[Extracted records]
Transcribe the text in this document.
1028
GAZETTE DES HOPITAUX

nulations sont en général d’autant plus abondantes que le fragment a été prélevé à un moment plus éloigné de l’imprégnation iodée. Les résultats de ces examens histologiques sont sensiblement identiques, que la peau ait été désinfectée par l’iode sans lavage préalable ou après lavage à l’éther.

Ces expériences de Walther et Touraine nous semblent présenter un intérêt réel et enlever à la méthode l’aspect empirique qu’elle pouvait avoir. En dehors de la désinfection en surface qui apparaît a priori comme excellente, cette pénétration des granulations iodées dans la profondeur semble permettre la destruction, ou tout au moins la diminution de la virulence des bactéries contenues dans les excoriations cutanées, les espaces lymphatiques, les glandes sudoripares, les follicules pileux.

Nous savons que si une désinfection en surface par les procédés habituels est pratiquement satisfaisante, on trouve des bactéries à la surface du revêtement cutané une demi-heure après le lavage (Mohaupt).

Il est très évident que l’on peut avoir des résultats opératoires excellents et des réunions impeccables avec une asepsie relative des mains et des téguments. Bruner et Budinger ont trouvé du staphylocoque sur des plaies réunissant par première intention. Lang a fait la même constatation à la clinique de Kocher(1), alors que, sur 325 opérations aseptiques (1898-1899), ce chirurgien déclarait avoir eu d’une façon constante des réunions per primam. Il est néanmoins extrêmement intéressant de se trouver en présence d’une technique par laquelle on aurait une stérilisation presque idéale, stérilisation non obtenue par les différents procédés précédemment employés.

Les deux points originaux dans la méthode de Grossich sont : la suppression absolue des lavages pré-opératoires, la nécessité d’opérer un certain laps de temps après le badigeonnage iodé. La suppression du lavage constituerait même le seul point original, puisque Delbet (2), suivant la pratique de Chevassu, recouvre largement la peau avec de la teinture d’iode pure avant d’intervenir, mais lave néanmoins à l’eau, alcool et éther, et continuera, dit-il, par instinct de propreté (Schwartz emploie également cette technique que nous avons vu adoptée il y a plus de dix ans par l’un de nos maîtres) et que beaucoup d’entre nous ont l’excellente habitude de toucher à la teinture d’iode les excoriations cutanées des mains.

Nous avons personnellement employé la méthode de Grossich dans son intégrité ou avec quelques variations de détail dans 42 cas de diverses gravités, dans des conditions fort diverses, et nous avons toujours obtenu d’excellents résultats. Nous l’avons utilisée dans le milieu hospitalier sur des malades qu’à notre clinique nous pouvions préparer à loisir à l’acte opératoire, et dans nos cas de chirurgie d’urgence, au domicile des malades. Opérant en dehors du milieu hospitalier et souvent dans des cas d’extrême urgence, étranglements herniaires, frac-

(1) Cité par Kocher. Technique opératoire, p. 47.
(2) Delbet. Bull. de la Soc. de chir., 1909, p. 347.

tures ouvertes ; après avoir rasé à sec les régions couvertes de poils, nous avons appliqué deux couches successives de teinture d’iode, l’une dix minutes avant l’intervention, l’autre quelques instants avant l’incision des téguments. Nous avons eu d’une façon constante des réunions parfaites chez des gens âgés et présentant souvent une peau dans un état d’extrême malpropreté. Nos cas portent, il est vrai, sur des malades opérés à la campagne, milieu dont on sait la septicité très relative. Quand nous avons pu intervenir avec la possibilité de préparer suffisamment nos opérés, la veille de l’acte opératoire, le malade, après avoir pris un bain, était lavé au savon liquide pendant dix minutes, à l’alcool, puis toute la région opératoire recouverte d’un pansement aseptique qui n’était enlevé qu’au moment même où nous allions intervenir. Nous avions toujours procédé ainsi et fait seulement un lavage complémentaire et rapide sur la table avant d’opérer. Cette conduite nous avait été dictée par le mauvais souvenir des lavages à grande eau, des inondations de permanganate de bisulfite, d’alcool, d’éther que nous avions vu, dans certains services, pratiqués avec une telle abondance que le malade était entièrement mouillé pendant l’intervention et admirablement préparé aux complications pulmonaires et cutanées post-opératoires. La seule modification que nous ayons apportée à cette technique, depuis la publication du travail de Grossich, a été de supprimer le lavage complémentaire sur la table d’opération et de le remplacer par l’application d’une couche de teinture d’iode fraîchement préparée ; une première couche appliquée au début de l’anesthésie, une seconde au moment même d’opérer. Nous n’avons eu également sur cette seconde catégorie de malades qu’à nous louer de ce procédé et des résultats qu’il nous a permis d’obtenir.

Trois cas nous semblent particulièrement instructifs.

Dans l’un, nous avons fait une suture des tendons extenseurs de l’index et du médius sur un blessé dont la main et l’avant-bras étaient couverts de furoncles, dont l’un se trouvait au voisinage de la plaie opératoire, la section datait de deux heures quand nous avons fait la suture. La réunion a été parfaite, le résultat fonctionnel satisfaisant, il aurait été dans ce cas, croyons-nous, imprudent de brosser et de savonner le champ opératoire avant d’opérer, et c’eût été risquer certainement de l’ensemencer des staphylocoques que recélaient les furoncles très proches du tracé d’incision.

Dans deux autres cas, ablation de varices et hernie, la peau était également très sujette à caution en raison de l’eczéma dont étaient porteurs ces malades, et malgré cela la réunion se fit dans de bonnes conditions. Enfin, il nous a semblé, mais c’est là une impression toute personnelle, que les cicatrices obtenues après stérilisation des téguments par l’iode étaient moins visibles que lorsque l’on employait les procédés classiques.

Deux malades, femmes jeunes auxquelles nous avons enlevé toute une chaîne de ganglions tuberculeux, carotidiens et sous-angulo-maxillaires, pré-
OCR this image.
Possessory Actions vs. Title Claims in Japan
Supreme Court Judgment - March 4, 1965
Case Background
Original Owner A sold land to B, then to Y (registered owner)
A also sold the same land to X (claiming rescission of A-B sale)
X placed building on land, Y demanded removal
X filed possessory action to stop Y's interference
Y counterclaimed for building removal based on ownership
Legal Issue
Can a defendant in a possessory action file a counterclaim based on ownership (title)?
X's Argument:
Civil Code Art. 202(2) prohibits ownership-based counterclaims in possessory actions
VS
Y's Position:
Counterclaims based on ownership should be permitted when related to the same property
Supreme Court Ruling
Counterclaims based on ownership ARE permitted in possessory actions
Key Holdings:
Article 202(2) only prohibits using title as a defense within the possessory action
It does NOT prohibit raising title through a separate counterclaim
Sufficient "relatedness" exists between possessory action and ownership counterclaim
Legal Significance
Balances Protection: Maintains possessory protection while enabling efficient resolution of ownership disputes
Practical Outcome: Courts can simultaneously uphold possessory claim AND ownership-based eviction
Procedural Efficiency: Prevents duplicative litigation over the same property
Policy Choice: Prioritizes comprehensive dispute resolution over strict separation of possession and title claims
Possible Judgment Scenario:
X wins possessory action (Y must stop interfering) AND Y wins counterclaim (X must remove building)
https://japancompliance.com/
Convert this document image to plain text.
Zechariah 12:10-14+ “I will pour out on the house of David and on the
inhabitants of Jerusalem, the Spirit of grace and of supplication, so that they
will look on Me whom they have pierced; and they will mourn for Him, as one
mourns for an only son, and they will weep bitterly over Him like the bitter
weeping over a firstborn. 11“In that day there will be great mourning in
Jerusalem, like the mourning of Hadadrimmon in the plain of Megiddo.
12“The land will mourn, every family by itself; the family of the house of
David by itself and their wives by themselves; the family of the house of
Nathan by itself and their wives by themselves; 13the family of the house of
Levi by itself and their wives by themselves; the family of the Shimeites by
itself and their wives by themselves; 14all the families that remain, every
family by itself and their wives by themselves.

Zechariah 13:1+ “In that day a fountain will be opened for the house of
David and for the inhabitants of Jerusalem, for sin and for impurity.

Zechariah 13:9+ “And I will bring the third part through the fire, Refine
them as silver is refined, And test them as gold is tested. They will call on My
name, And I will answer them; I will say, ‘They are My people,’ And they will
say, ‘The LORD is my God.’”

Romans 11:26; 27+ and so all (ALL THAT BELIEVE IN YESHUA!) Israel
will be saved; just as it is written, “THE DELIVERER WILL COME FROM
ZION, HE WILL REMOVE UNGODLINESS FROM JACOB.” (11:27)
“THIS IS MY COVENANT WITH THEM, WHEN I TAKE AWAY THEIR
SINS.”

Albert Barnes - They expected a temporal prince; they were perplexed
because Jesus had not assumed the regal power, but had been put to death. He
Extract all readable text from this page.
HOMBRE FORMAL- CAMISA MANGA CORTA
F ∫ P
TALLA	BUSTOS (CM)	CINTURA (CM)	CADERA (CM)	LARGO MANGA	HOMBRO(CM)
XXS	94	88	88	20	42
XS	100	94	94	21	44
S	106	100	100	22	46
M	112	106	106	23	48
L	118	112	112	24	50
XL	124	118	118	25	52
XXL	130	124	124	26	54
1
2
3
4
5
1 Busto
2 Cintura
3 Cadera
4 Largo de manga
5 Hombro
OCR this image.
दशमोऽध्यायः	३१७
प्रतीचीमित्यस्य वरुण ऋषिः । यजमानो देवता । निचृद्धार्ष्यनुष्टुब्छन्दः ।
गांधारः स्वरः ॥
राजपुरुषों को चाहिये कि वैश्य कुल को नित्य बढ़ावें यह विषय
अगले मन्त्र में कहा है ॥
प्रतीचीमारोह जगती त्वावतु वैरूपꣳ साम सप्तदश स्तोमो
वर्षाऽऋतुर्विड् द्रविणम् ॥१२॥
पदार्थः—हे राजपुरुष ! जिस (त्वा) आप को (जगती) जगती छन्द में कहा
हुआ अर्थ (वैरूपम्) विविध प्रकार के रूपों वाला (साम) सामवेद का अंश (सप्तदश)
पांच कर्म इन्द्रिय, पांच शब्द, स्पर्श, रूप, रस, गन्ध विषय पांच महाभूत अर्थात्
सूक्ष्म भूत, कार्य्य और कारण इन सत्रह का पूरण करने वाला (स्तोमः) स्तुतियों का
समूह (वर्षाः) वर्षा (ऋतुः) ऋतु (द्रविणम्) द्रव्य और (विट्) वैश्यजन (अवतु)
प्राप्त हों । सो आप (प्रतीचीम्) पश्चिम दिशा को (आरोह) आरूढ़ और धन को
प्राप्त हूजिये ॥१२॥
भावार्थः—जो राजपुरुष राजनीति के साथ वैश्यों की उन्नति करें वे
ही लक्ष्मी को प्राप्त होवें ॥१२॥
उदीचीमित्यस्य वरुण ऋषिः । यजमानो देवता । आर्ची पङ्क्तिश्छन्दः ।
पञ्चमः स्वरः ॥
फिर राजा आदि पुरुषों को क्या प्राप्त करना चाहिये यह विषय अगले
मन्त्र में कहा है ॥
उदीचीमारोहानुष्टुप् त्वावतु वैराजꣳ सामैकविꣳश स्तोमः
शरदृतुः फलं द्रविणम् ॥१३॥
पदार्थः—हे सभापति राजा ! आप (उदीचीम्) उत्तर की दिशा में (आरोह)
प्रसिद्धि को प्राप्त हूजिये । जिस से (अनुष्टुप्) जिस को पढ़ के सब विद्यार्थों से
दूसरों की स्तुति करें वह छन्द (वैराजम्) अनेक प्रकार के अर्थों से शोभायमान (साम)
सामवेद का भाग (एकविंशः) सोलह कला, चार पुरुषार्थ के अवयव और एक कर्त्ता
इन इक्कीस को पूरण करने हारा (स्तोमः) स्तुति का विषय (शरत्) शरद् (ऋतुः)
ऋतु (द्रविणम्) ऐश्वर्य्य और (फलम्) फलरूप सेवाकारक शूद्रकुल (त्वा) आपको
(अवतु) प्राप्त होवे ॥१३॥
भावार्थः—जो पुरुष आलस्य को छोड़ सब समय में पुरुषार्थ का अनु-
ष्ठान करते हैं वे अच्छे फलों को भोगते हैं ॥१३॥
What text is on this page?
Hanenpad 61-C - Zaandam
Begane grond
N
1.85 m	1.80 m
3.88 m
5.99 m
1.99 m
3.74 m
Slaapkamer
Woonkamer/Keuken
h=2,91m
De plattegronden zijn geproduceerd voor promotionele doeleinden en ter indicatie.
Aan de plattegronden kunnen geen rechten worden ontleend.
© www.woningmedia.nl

*Required work:* Pick out each line containing the string "clinique" and copy it.

*Output:*
Il est très évident que l’on peut avoir des résultats opératoires excellents et des réunions impeccables avec une asepsie relative des mains et des téguments. Bruner et Budinger ont trouvé du staphylocoque sur des plaies réunissant par première intention. Lang a fait la même constatation à la clinique de Kocher(1), alors que, sur 325 opérations aseptiques (1898-1899), ce chirurgien déclarait avoir eu d’une façon constante des réunions per primam. Il est néanmoins extrêmement intéressant de se trouver en présence d’une technique par laquelle on aurait une stérilisation presque idéale, stérilisation non obtenue par les différents procédés précédemment employés.
Nous avons personnellement employé la méthode de Grossich dans son intégrité ou avec quelques variations de détail dans 42 cas de diverses gravités, dans des conditions fort diverses, et nous avons toujours obtenu d’excellents résultats. Nous l’avons utilisée dans le milieu hospitalier sur des malades qu’à notre clinique nous pouvions préparer à loisir à l’acte opératoire, et dans nos cas de chirurgie d’urgence, au domicile des malades. Opérant en dehors du milieu hospitalier et souvent dans des cas d’extrême urgence, étranglements herniaires, frac-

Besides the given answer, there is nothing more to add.